Lines containing "What" are to be counted. Give the number and nothing more.
****************
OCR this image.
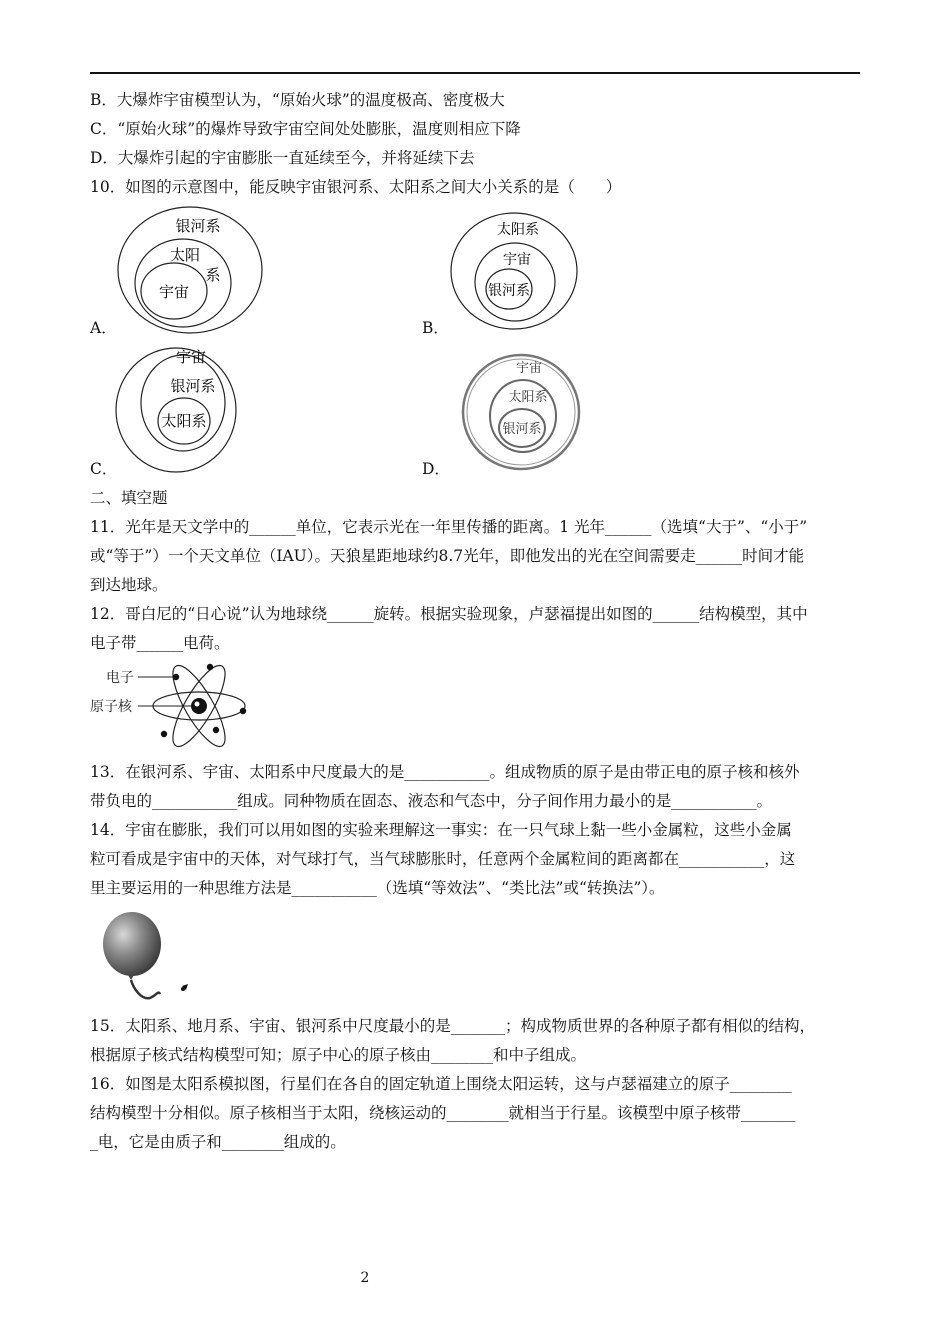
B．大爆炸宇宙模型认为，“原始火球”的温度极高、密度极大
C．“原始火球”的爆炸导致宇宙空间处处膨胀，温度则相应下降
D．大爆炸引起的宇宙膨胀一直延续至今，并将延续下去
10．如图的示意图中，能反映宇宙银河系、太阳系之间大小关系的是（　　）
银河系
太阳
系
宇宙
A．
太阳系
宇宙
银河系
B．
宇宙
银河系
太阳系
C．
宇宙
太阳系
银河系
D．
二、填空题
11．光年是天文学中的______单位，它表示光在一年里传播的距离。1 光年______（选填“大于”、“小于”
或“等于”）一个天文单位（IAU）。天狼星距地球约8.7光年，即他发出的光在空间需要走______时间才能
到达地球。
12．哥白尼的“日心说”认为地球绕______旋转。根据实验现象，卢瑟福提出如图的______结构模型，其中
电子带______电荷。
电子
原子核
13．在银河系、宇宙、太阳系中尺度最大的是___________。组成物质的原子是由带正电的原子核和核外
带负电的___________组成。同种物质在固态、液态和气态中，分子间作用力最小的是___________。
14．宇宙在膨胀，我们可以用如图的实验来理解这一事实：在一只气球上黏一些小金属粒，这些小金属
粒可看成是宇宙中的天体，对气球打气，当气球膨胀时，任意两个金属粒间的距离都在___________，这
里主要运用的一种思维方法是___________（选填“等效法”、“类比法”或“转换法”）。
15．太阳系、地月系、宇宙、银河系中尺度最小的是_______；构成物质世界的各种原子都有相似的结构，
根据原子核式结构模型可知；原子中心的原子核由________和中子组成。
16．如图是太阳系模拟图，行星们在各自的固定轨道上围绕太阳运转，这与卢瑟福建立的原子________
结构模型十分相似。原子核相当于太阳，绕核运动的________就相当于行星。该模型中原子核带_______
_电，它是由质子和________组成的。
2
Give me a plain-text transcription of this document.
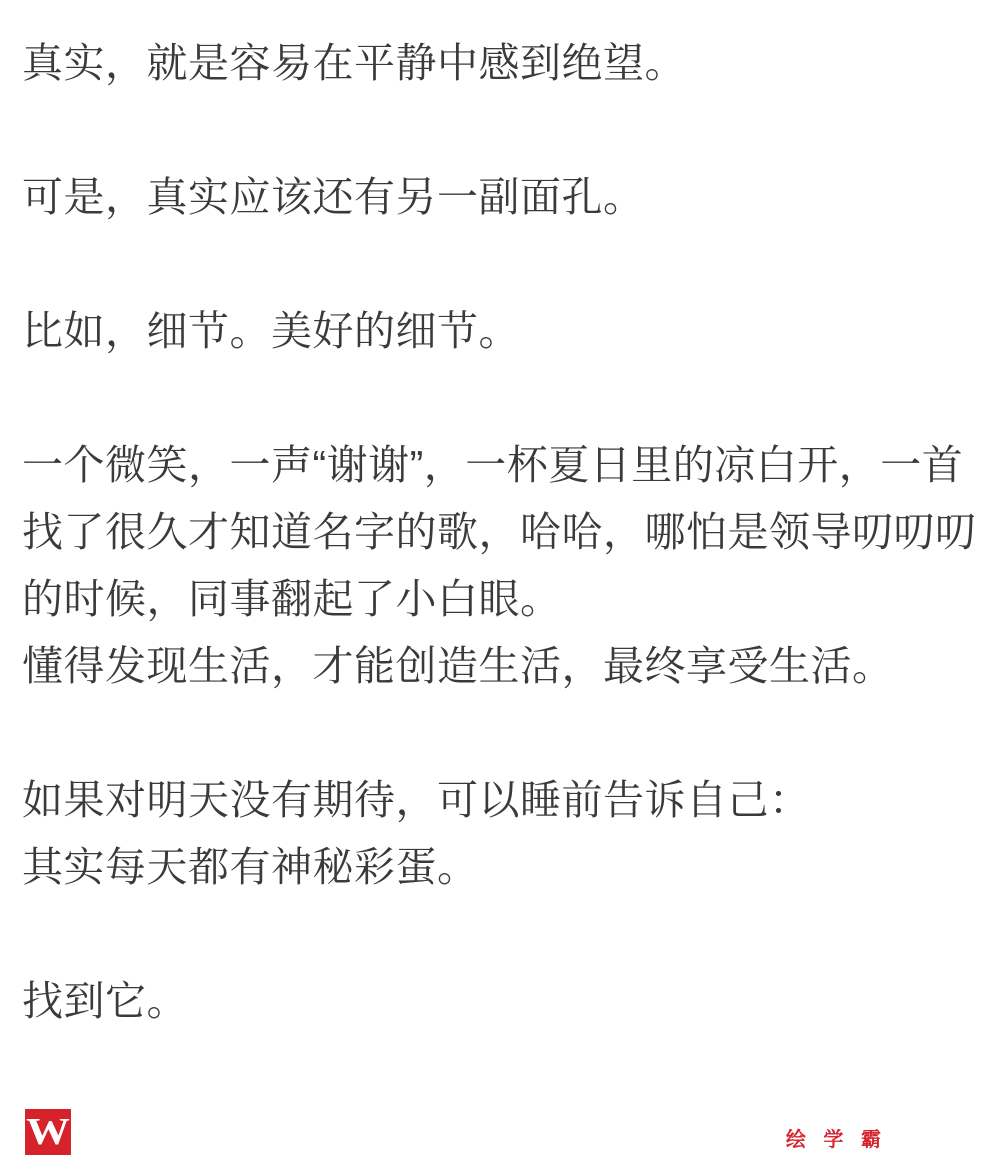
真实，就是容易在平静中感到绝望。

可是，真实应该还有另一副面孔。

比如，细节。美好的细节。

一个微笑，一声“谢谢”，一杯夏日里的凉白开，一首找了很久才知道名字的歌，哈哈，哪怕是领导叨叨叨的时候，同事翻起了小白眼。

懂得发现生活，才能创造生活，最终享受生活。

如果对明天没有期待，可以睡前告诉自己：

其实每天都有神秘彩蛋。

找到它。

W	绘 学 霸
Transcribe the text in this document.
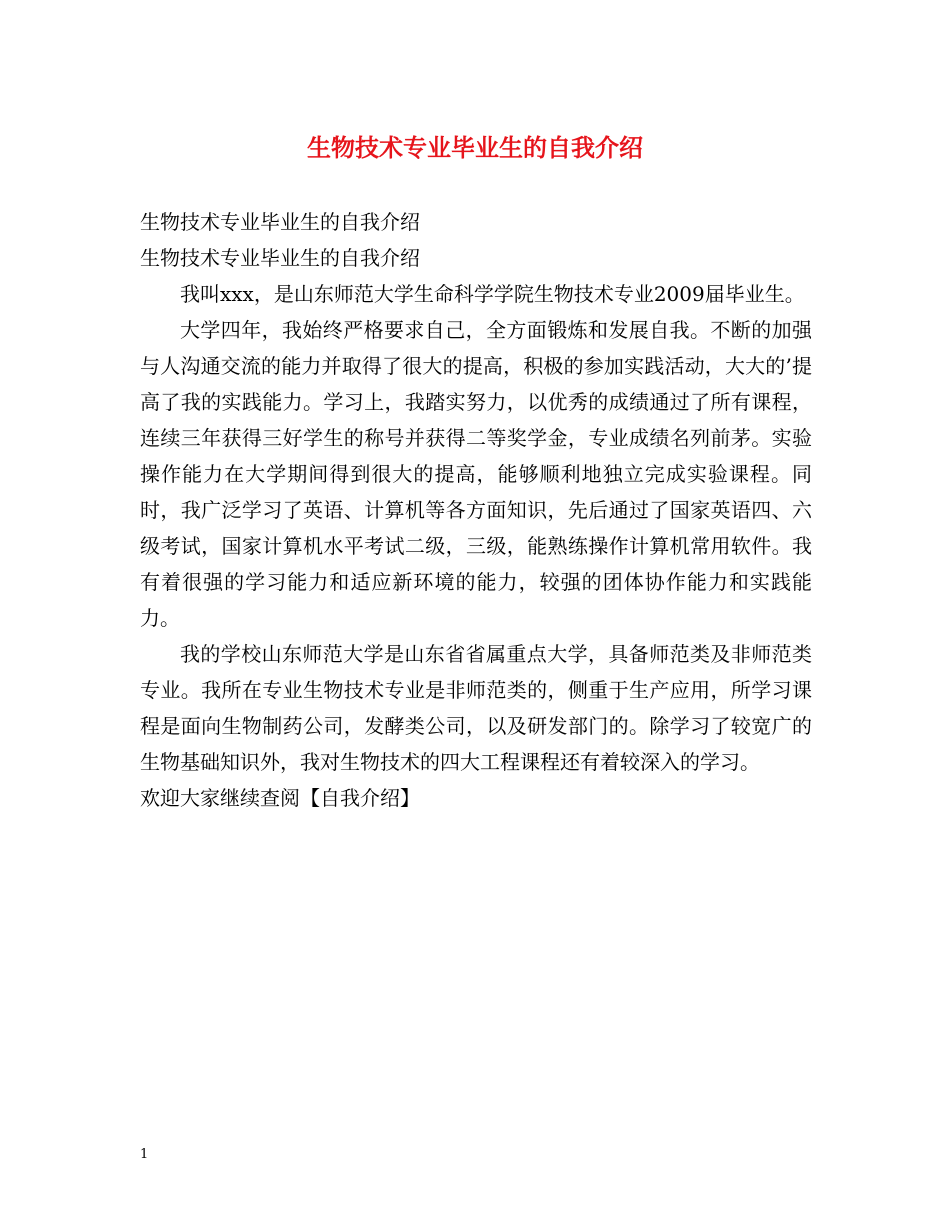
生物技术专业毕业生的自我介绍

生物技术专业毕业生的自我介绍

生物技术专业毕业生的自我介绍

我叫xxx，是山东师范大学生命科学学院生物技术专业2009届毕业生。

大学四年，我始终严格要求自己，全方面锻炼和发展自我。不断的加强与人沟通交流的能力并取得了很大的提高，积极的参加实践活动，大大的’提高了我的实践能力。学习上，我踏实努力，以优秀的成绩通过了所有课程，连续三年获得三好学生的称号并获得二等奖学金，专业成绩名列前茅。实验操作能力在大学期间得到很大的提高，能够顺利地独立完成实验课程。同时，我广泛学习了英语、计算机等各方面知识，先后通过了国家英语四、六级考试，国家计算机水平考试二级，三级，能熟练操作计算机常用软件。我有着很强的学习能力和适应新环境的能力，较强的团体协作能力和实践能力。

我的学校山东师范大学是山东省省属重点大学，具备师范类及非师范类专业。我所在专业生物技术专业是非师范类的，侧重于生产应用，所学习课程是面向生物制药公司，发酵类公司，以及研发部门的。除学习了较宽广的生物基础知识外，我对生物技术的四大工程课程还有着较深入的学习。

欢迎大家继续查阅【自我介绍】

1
****************
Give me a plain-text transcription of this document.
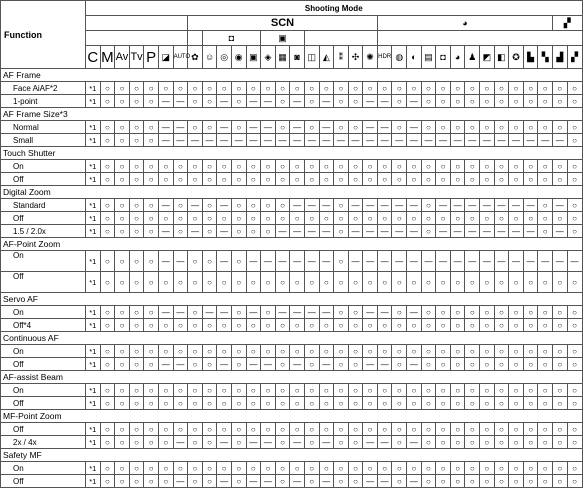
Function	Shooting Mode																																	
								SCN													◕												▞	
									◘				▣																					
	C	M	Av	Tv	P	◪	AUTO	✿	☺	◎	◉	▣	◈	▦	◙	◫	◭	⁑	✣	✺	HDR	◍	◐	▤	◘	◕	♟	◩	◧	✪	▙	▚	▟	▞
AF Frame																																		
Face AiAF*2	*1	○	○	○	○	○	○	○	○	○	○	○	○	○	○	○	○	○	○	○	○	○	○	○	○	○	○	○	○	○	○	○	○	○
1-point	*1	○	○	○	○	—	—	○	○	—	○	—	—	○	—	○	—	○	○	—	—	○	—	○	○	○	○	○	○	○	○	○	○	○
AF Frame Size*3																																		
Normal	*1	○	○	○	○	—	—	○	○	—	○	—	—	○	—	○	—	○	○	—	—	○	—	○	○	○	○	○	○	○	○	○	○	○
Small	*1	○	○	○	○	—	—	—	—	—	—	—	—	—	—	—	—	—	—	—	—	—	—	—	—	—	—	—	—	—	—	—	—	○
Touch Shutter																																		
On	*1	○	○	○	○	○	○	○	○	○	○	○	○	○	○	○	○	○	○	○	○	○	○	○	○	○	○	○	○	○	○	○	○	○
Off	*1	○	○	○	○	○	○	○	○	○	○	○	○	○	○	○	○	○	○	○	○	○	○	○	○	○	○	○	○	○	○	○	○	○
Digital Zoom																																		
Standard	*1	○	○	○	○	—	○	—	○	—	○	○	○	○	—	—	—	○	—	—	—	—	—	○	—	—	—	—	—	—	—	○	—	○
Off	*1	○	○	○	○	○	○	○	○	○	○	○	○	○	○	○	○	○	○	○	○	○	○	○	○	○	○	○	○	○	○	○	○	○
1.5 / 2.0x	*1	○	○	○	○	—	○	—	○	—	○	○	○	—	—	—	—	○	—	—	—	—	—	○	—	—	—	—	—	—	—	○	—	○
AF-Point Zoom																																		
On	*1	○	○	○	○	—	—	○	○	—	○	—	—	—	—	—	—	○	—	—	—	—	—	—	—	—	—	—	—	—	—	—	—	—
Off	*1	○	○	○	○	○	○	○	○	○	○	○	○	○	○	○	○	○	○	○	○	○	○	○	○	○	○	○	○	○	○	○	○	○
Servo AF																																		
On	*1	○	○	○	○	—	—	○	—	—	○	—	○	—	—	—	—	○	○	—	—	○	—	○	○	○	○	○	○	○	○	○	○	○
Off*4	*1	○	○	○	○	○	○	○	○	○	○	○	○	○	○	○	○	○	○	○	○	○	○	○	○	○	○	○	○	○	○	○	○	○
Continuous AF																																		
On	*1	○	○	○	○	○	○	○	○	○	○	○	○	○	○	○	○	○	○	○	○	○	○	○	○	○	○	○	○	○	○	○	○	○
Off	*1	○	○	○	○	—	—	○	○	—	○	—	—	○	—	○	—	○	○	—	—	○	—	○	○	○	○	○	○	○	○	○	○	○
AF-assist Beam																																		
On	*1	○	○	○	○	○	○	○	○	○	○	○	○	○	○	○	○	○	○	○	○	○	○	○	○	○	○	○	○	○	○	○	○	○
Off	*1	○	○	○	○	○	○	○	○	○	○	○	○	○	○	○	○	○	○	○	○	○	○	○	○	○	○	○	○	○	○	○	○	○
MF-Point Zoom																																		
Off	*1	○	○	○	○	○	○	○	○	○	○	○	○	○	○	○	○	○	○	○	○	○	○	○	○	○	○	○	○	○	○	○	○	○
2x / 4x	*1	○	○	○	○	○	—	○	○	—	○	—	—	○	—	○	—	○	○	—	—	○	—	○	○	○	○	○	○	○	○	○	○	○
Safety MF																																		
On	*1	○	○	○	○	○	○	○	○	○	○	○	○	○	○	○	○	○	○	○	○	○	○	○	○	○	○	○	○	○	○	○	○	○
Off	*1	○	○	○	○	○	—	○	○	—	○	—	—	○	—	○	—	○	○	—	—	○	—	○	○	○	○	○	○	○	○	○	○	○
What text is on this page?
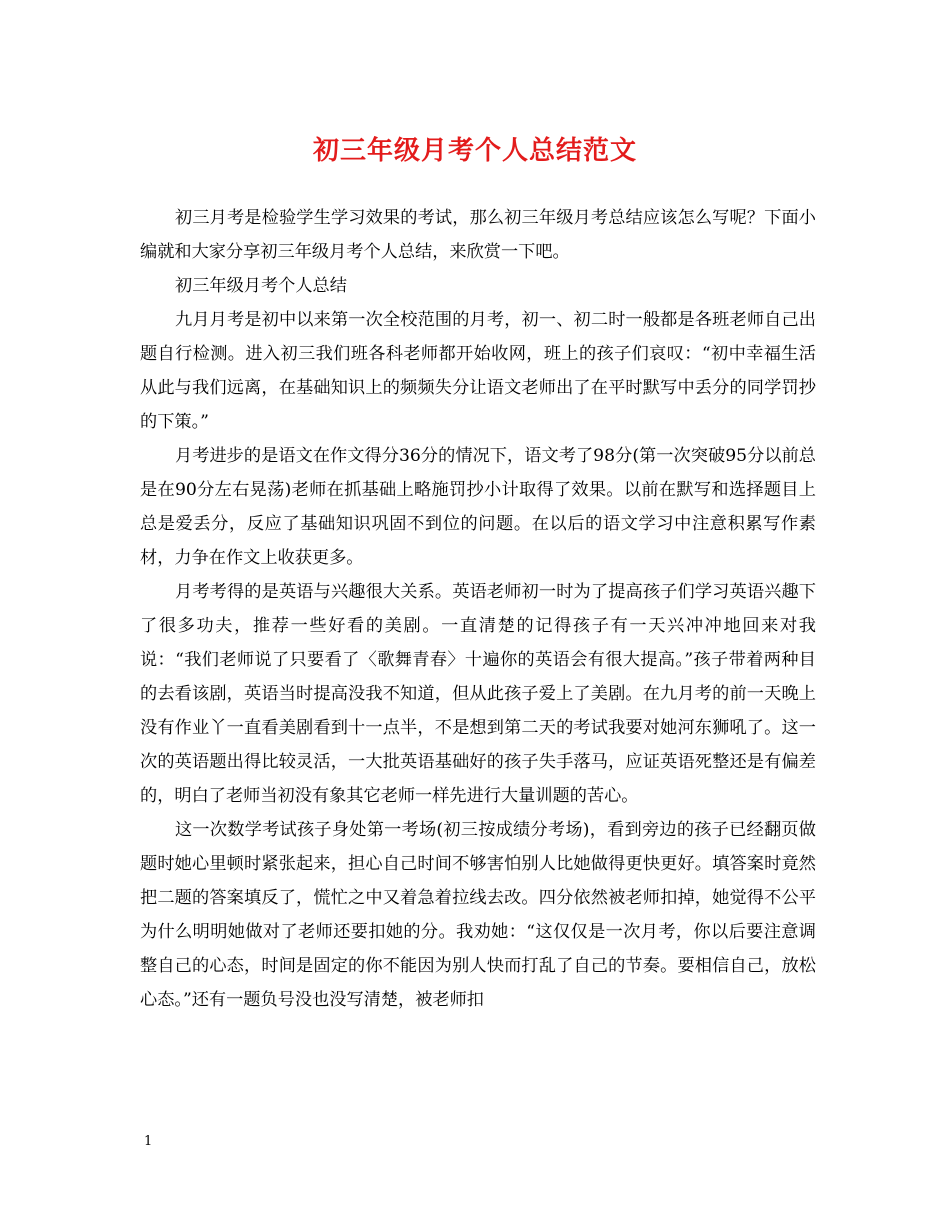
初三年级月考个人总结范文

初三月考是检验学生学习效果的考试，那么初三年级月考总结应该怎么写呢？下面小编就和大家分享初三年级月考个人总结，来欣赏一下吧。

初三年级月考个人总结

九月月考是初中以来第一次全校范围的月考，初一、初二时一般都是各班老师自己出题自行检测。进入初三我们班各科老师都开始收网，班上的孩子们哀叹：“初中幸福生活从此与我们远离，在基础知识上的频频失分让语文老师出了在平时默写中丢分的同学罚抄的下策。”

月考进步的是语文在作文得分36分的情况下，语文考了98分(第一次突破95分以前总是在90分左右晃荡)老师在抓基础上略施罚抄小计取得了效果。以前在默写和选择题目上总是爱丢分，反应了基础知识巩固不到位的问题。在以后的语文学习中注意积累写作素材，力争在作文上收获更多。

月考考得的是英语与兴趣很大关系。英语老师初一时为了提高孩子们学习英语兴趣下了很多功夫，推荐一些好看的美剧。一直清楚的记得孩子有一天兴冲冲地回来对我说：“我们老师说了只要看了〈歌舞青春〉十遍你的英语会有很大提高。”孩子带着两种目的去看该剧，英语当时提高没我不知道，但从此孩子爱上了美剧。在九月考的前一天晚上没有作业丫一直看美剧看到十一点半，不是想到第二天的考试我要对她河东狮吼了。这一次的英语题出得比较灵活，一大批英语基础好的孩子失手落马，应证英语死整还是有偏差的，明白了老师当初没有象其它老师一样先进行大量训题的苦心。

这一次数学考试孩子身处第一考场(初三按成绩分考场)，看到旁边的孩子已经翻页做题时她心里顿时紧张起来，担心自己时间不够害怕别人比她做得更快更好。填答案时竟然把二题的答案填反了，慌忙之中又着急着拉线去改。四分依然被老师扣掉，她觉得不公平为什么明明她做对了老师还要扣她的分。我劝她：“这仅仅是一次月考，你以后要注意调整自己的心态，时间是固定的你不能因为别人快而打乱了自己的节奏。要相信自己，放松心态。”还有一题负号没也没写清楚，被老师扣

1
****************
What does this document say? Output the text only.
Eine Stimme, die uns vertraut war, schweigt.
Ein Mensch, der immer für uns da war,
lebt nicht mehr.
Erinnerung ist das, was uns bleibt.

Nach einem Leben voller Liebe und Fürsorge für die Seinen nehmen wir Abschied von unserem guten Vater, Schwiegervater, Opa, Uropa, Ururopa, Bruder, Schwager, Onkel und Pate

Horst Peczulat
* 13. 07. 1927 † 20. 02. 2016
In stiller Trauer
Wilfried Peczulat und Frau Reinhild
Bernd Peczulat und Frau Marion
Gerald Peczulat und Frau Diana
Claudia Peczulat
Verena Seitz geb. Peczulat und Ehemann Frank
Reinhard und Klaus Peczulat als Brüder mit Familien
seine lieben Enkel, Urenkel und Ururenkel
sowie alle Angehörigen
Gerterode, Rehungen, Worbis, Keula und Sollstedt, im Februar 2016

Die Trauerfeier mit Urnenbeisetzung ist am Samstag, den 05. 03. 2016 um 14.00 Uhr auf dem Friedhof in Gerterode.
****************
EXPECTED ANSWER:
2